▶ [WORK INSTRUCTIONS] Every line that contains "Snapshot" counts once; give the total number of such lines, with no other words.
>> Begin EXCERPTED DATA
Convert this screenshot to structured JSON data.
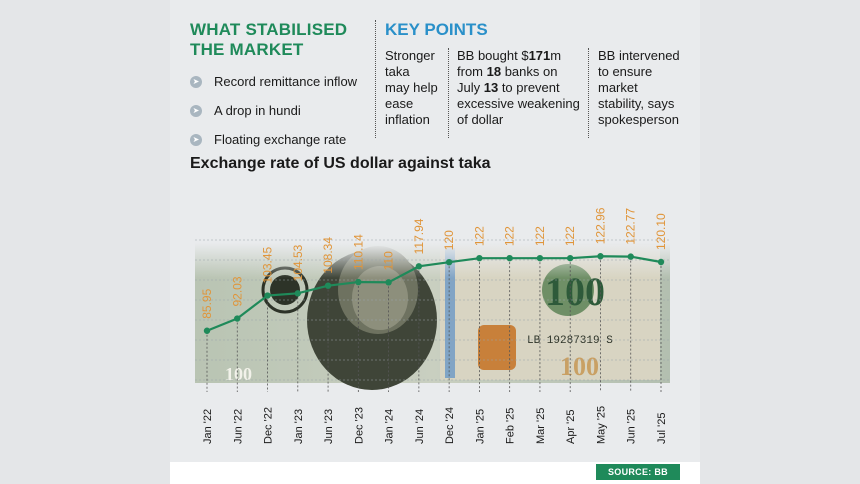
{
  "stabilised": {
    "heading_line1": "WHAT STABILISED",
    "heading_line2": "THE MARKET",
    "items": [
      "Record remittance inflow",
      "A drop in hundi",
      "Floating exchange rate"
    ]
  },
  "key_points": {
    "heading": "KEY POINTS",
    "point1": [
      "Stronger",
      "taka",
      "may help",
      "ease",
      "inflation"
    ],
    "point2": {
      "l1a": "BB bought $",
      "l1b": "171",
      "l1c": "m",
      "l2a": "from ",
      "l2b": "18",
      "l2c": " banks on",
      "l3a": "July ",
      "l3b": "13",
      "l3c": " to prevent",
      "l4": "excessive weakening",
      "l5": "of dollar"
    },
    "point3": [
      "BB intervened",
      "to ensure",
      "market",
      "stability, says",
      "spokesperson"
    ]
  },
  "chart_data": {
    "type": "line",
    "title": "Exchange rate of US dollar against taka",
    "categories": [
      "Jan '22",
      "Jun '22",
      "Dec '22",
      "Jan '23",
      "Jun '23",
      "Dec '23",
      "Jan '24",
      "Jun '24",
      "Dec '24",
      "Jan '25",
      "Feb '25",
      "Mar '25",
      "Apr '25",
      "May '25",
      "Jun '25",
      "Jul '25"
    ],
    "values": [
      85.95,
      92.03,
      103.45,
      104.53,
      108.34,
      110.14,
      110,
      117.94,
      120,
      122,
      122,
      122,
      122,
      122.96,
      122.77,
      120.1
    ],
    "value_labels": [
      "85.95",
      "92.03",
      "103.45",
      "104.53",
      "108.34",
      "110.14",
      "110",
      "117.94",
      "120",
      "122",
      "122",
      "122",
      "122",
      "122.96",
      "122.77",
      "120.10"
    ],
    "ylim": [
      60,
      135
    ],
    "grid": true,
    "line_color": "#1f8a5a",
    "label_color": "#e0953a"
  },
  "source": "SOURCE: BB"
}
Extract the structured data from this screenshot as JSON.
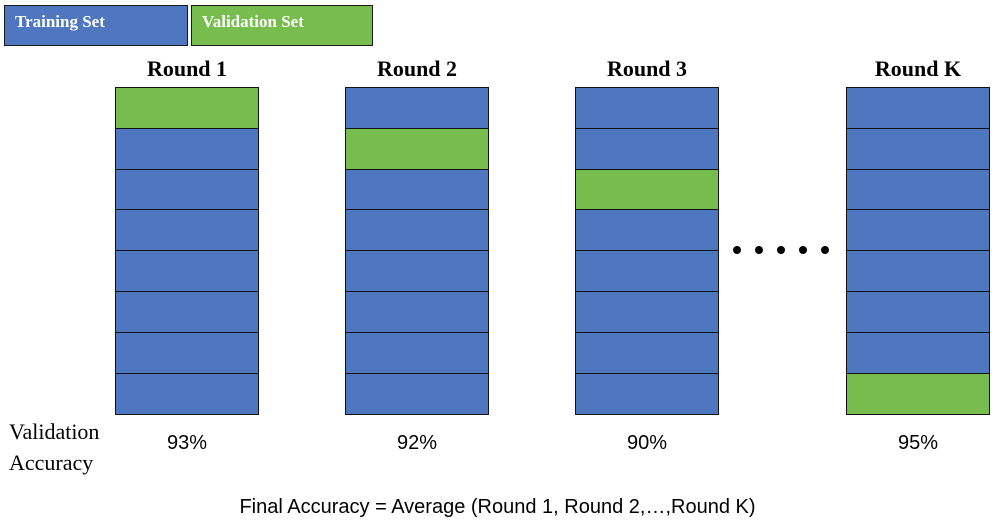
{
  "legend": {
    "training_label": "Training Set",
    "validation_label": "Validation Set",
    "training_color": "#4f77bf",
    "validation_color": "#76bd4d"
  },
  "rounds": [
    {
      "title": "Round 1",
      "folds": [
        "val",
        "train",
        "train",
        "train",
        "train",
        "train",
        "train",
        "train"
      ],
      "accuracy": "93%"
    },
    {
      "title": "Round 2",
      "folds": [
        "train",
        "val",
        "train",
        "train",
        "train",
        "train",
        "train",
        "train"
      ],
      "accuracy": "92%"
    },
    {
      "title": "Round 3",
      "folds": [
        "train",
        "train",
        "val",
        "train",
        "train",
        "train",
        "train",
        "train"
      ],
      "accuracy": "90%"
    },
    {
      "title": "Round K",
      "folds": [
        "train",
        "train",
        "train",
        "train",
        "train",
        "train",
        "train",
        "val"
      ],
      "accuracy": "95%"
    }
  ],
  "validation_accuracy_label": {
    "line1": "Validation",
    "line2": "Accuracy"
  },
  "ellipsis_dots": 5,
  "formula": "Final Accuracy = Average (Round 1, Round 2,…,Round K)"
}
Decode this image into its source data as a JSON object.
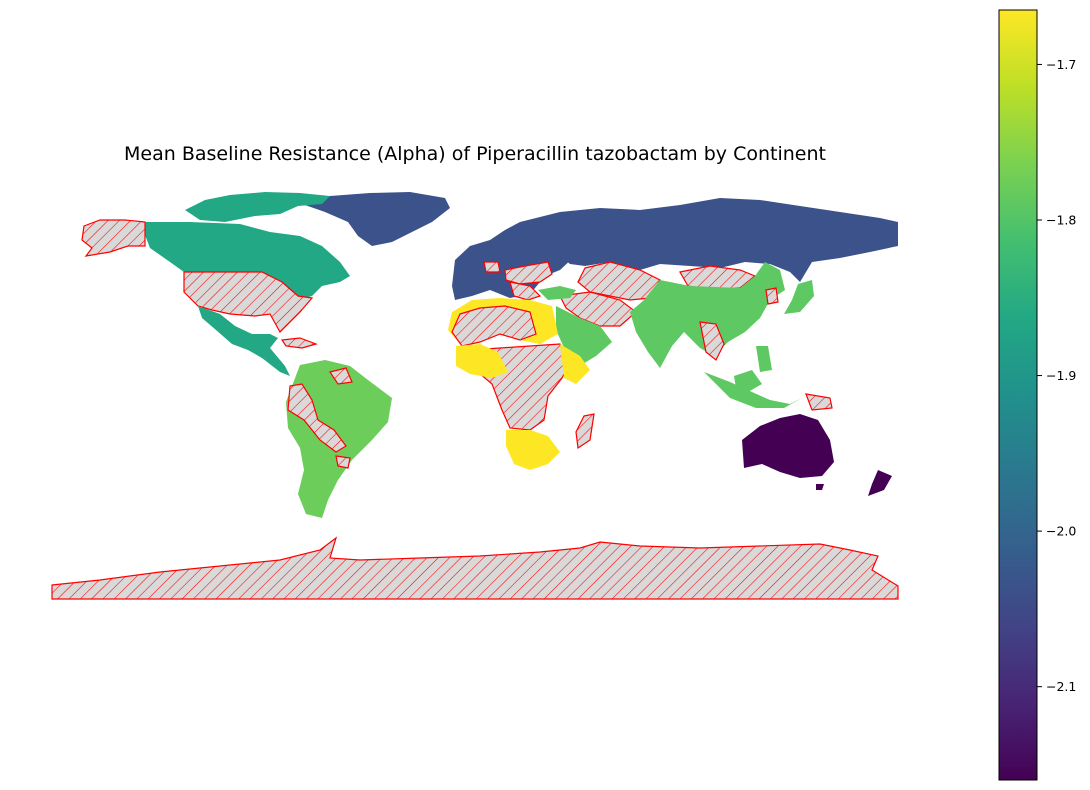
{
  "title": "Mean Baseline Resistance (Alpha) of Piperacillin tazobactam by Continent",
  "colorbar": {
    "colormap": "viridis",
    "min": -2.16,
    "max": -1.665,
    "ticks": [
      {
        "value": -1.7,
        "label": "−1.7"
      },
      {
        "value": -1.8,
        "label": "−1.8"
      },
      {
        "value": -1.9,
        "label": "−1.9"
      },
      {
        "value": -2.0,
        "label": "−2.0"
      },
      {
        "value": -2.1,
        "label": "−2.1"
      }
    ]
  },
  "continents": [
    {
      "name": "Africa",
      "value": -1.665,
      "color": "#fde725"
    },
    {
      "name": "Asia",
      "value": -1.81,
      "color": "#5ec962"
    },
    {
      "name": "South America",
      "value": -1.81,
      "color": "#6ccd5a"
    },
    {
      "name": "North America",
      "value": -1.87,
      "color": "#22a884"
    },
    {
      "name": "Europe",
      "value": -2.03,
      "color": "#3b528b"
    },
    {
      "name": "Oceania",
      "value": -2.16,
      "color": "#440154"
    }
  ],
  "missing_data": {
    "fill": "#d9d9d9",
    "edge": "#ff0000",
    "hatch": "diagonal"
  }
}
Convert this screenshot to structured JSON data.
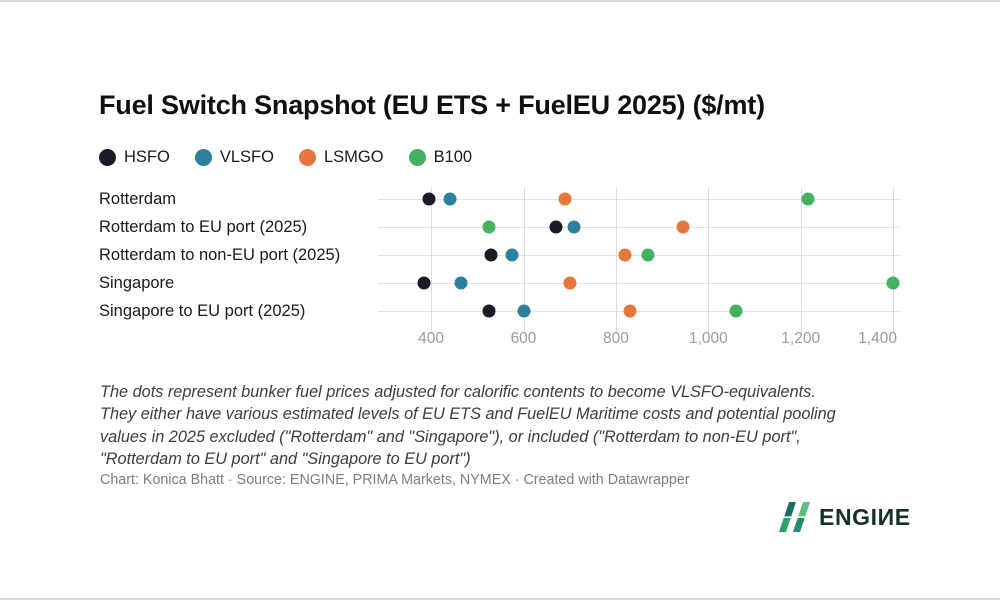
{
  "chart": {
    "title": "Fuel Switch Snapshot (EU ETS + FuelEU 2025) ($/mt)"
  },
  "chart_data": {
    "type": "scatter",
    "title": "Fuel Switch Snapshot (EU ETS + FuelEU 2025) ($/mt)",
    "unit": "$/mt",
    "orientation": "horizontal-dot-plot",
    "categories": [
      "Rotterdam",
      "Rotterdam to EU port (2025)",
      "Rotterdam to non-EU port (2025)",
      "Singapore",
      "Singapore to EU port (2025)"
    ],
    "series": [
      {
        "name": "HSFO",
        "color": "#1b1b25",
        "values": [
          395,
          670,
          530,
          385,
          525
        ]
      },
      {
        "name": "VLSFO",
        "color": "#2d7f9e",
        "values": [
          440,
          710,
          575,
          465,
          600
        ]
      },
      {
        "name": "LSMGO",
        "color": "#e7763c",
        "values": [
          690,
          945,
          820,
          700,
          830
        ]
      },
      {
        "name": "B100",
        "color": "#45b05f",
        "values": [
          1215,
          525,
          870,
          1400,
          1060
        ]
      }
    ],
    "x_axis": {
      "min": 285,
      "max": 1415,
      "ticks": [
        400,
        600,
        800,
        1000,
        1200,
        1400
      ],
      "tick_labels": [
        "400",
        "600",
        "800",
        "1,000",
        "1,200",
        "1,400"
      ]
    },
    "grid": true,
    "legend_position": "top"
  },
  "notes": {
    "lines": [
      "The dots represent bunker fuel prices adjusted for calorific contents to become VLSFO-equivalents.",
      "They either have various estimated levels of EU ETS and FuelEU Maritime costs and potential pooling",
      "values in 2025 excluded (\"Rotterdam\" and \"Singapore\"), or included (\"Rotterdam to non-EU port\",",
      "\"Rotterdam to EU port\" and \"Singapore to EU port\")"
    ]
  },
  "attribution": "Chart: Konica Bhatt · Source: ENGINE, PRIMA Markets, NYMEX · Created with Datawrapper",
  "logo": {
    "text": "ENGIИE"
  }
}
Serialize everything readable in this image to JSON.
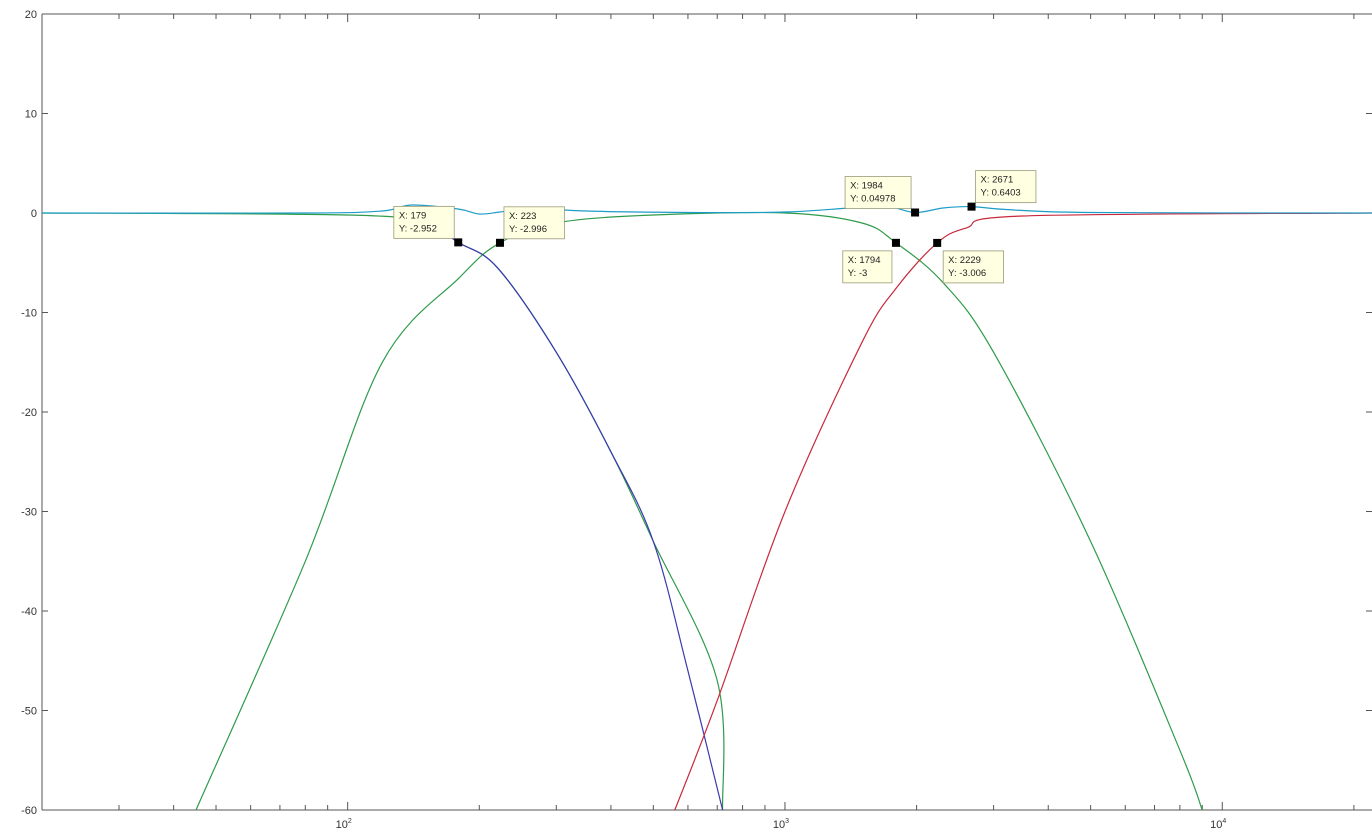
{
  "chart_data": {
    "type": "line",
    "title": "",
    "xlabel": "",
    "ylabel": "",
    "xscale": "log",
    "xlim": [
      20,
      22000
    ],
    "ylim": [
      -60,
      20
    ],
    "grid": false,
    "legend": "none",
    "y_ticks": [
      20,
      10,
      0,
      -10,
      -20,
      -30,
      -40,
      -50,
      -60
    ],
    "x_ticks": [
      {
        "value": 100,
        "base": "10",
        "exp": "2"
      },
      {
        "value": 1000,
        "base": "10",
        "exp": "3"
      },
      {
        "value": 10000,
        "base": "10",
        "exp": "4"
      }
    ],
    "series": [
      {
        "color": "#2e9b4a",
        "points": [
          [
            20,
            0
          ],
          [
            100,
            -0.2
          ],
          [
            150,
            -1.0
          ],
          [
            179,
            -2.952
          ],
          [
            220,
            -5.5
          ],
          [
            300,
            -14
          ],
          [
            400,
            -24
          ],
          [
            500,
            -33
          ],
          [
            700,
            -47
          ],
          [
            720,
            -60
          ]
        ]
      },
      {
        "color": "#2e9b4a",
        "points": [
          [
            45,
            -60
          ],
          [
            80,
            -35
          ],
          [
            120,
            -15
          ],
          [
            180,
            -6.5
          ],
          [
            223,
            -2.996
          ],
          [
            300,
            -1.0
          ],
          [
            500,
            -0.2
          ],
          [
            1000,
            0
          ],
          [
            1500,
            -1.0
          ],
          [
            1794,
            -3
          ],
          [
            2300,
            -7
          ],
          [
            3000,
            -14
          ],
          [
            5000,
            -33
          ],
          [
            8000,
            -54
          ],
          [
            9000,
            -60
          ]
        ]
      },
      {
        "color": "#3a3ab0",
        "points": [
          [
            130,
            0
          ],
          [
            150,
            -0.7
          ],
          [
            179,
            -2.952
          ],
          [
            220,
            -5.5
          ],
          [
            300,
            -14
          ],
          [
            400,
            -24
          ],
          [
            500,
            -33
          ],
          [
            600,
            -46
          ],
          [
            720,
            -60
          ]
        ]
      },
      {
        "color": "#c8283c",
        "points": [
          [
            560,
            -60
          ],
          [
            700,
            -49
          ],
          [
            1000,
            -30
          ],
          [
            1500,
            -13
          ],
          [
            1800,
            -7.5
          ],
          [
            2229,
            -3.006
          ],
          [
            2600,
            -1.5
          ],
          [
            3500,
            -0.3
          ],
          [
            22000,
            0
          ]
        ]
      },
      {
        "color": "#1e9cc8",
        "points": [
          [
            20,
            0
          ],
          [
            80,
            0
          ],
          [
            120,
            0.2
          ],
          [
            140,
            0.8
          ],
          [
            179,
            0.4
          ],
          [
            200,
            -0.1
          ],
          [
            223,
            0.1
          ],
          [
            260,
            0.5
          ],
          [
            350,
            0.2
          ],
          [
            600,
            0.05
          ],
          [
            1000,
            0.1
          ],
          [
            1400,
            0.5
          ],
          [
            1700,
            0.7
          ],
          [
            1984,
            0.04978
          ],
          [
            2300,
            0.5
          ],
          [
            2671,
            0.6403
          ],
          [
            3200,
            0.35
          ],
          [
            5000,
            0.05
          ],
          [
            22000,
            0
          ]
        ]
      }
    ],
    "datatips": [
      {
        "x": 179,
        "y": -2.952,
        "x_label": "X: 179",
        "y_label": "Y: -2.952",
        "side": "upper-left"
      },
      {
        "x": 223,
        "y": -2.996,
        "x_label": "X: 223",
        "y_label": "Y: -2.996",
        "side": "upper-right"
      },
      {
        "x": 1794,
        "y": -3,
        "x_label": "X: 1794",
        "y_label": "Y: -3",
        "side": "lower-left"
      },
      {
        "x": 2229,
        "y": -3.006,
        "x_label": "X: 2229",
        "y_label": "Y: -3.006",
        "side": "lower-right"
      },
      {
        "x": 1984,
        "y": 0.04978,
        "x_label": "X: 1984",
        "y_label": "Y: 0.04978",
        "side": "upper-left"
      },
      {
        "x": 2671,
        "y": 0.6403,
        "x_label": "X: 2671",
        "y_label": "Y: 0.6403",
        "side": "upper-right"
      }
    ]
  }
}
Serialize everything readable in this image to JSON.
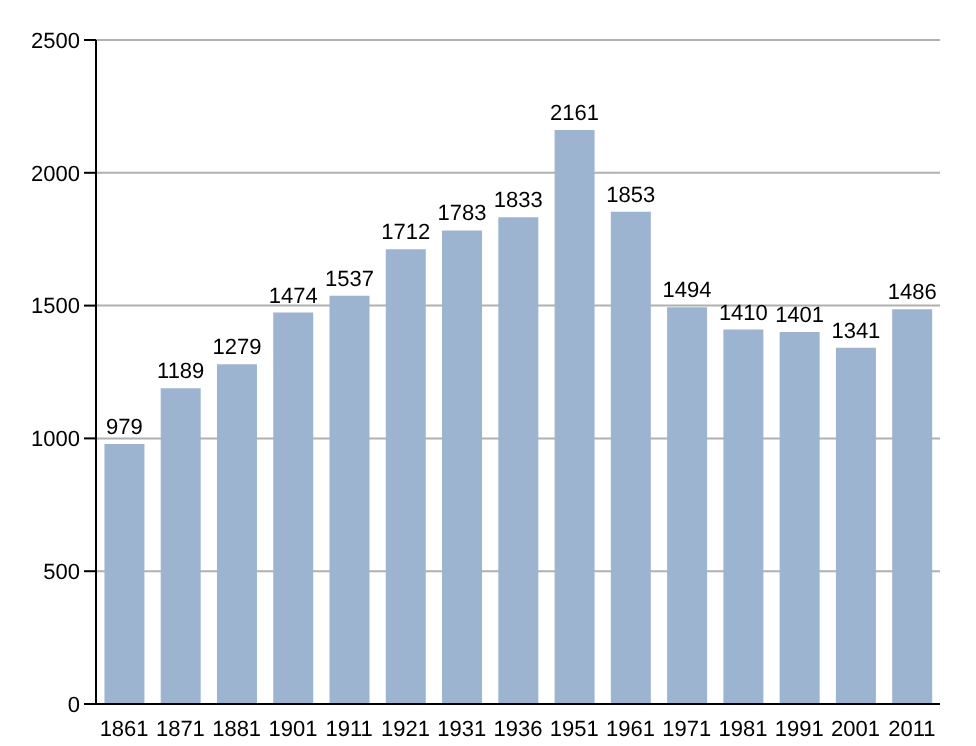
{
  "chart_data": {
    "type": "bar",
    "categories": [
      "1861",
      "1871",
      "1881",
      "1901",
      "1911",
      "1921",
      "1931",
      "1936",
      "1951",
      "1961",
      "1971",
      "1981",
      "1991",
      "2001",
      "2011"
    ],
    "values": [
      979,
      1189,
      1279,
      1474,
      1537,
      1712,
      1783,
      1833,
      2161,
      1853,
      1494,
      1410,
      1401,
      1341,
      1486
    ],
    "color": "#9cb4cf",
    "ylim": [
      0,
      2500
    ],
    "yticks": [
      0,
      500,
      1000,
      1500,
      2000,
      2500
    ],
    "grid": "y",
    "data_labels": true
  }
}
>> End EXCERPTED DATA
▶ [TASK ANSWER] 2